_DATA FOR THE TASK_:
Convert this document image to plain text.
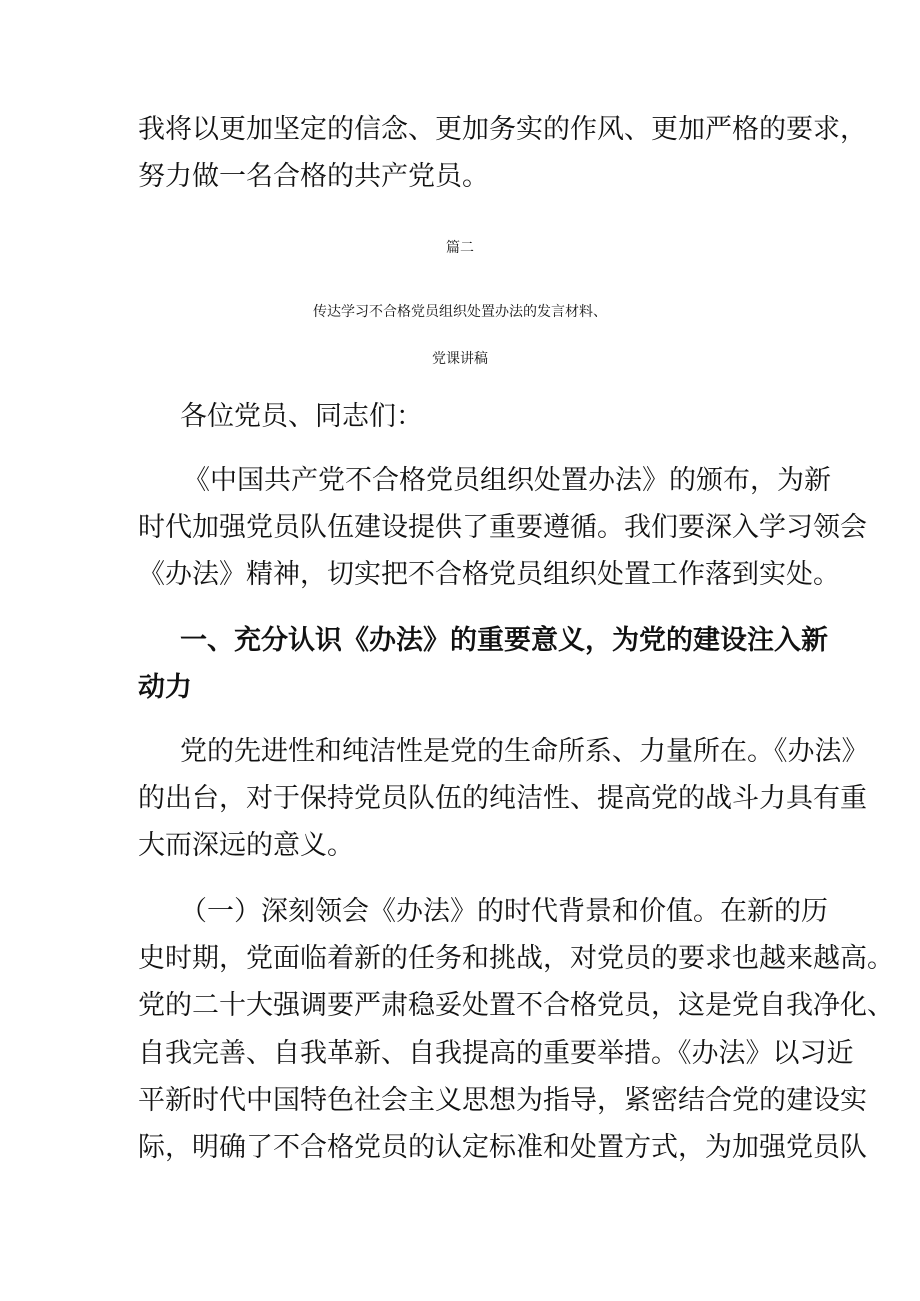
我将以更加坚定的信念、更加务实的作风、更加严格的要求，
努力做一名合格的共产党员。
篇二
传达学习不合格党员组织处置办法的发言材料、
党课讲稿
各位党员、同志们：
《中国共产党不合格党员组织处置办法》的颁布，为新
时代加强党员队伍建设提供了重要遵循。我们要深入学习领会
《办法》精神，切实把不合格党员组织处置工作落到实处。
一、充分认识《办法》的重要意义，为党的建设注入新
动力
党的先进性和纯洁性是党的生命所系、力量所在。《办法》
的出台，对于保持党员队伍的纯洁性、提高党的战斗力具有重
大而深远的意义。
（一）深刻领会《办法》的时代背景和价值。在新的历
史时期，党面临着新的任务和挑战，对党员的要求也越来越高。
党的二十大强调要严肃稳妥处置不合格党员，这是党自我净化、
自我完善、自我革新、自我提高的重要举措。《办法》以习近
平新时代中国特色社会主义思想为指导，紧密结合党的建设实
际，明确了不合格党员的认定标准和处置方式，为加强党员队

_OBJECTIVE_: Write out the entries above verbatim; the pictures do not belong in your copy.

_FINAL RESULT_:
Convert this document image to plain text.
我将以更加坚定的信念、更加务实的作风、更加严格的要求，
努力做一名合格的共产党员。
篇二
传达学习不合格党员组织处置办法的发言材料、
党课讲稿
各位党员、同志们：
《中国共产党不合格党员组织处置办法》的颁布，为新
时代加强党员队伍建设提供了重要遵循。我们要深入学习领会
《办法》精神，切实把不合格党员组织处置工作落到实处。
一、充分认识《办法》的重要意义，为党的建设注入新
动力
党的先进性和纯洁性是党的生命所系、力量所在。《办法》
的出台，对于保持党员队伍的纯洁性、提高党的战斗力具有重
大而深远的意义。
（一）深刻领会《办法》的时代背景和价值。在新的历
史时期，党面临着新的任务和挑战，对党员的要求也越来越高。
党的二十大强调要严肃稳妥处置不合格党员，这是党自我净化、
自我完善、自我革新、自我提高的重要举措。《办法》以习近
平新时代中国特色社会主义思想为指导，紧密结合党的建设实
际，明确了不合格党员的认定标准和处置方式，为加强党员队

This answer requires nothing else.